Entries taken from a collection:

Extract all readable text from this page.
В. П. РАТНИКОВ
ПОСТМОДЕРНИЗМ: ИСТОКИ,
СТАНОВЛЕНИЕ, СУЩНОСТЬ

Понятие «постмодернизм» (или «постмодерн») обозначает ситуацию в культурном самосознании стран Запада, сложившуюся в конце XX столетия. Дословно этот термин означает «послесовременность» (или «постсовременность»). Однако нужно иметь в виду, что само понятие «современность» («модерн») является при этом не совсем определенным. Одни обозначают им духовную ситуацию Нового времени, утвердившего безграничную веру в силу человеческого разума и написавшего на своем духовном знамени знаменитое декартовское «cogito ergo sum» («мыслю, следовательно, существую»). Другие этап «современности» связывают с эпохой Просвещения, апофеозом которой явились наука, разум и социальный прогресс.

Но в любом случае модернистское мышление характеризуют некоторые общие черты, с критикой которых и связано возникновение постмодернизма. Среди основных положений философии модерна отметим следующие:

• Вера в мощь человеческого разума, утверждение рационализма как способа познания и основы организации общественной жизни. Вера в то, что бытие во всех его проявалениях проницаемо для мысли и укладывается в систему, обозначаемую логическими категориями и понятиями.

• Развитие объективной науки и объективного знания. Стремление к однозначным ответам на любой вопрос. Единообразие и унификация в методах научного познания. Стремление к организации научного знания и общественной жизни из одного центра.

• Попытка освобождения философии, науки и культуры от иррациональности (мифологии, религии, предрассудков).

• Aim: Copy out every line of the listing that contains the string "науки".

• Reply to the exercise:
• Развитие объективной науки и объективного знания. Стремление к однозначным ответам на любой вопрос. Единообразие и унификация в методах научного познания. Стремление к организации научного знания и общественной жизни из одного центра.
• Попытка освобождения философии, науки и культуры от иррациональности (мифологии, религии, предрассудков).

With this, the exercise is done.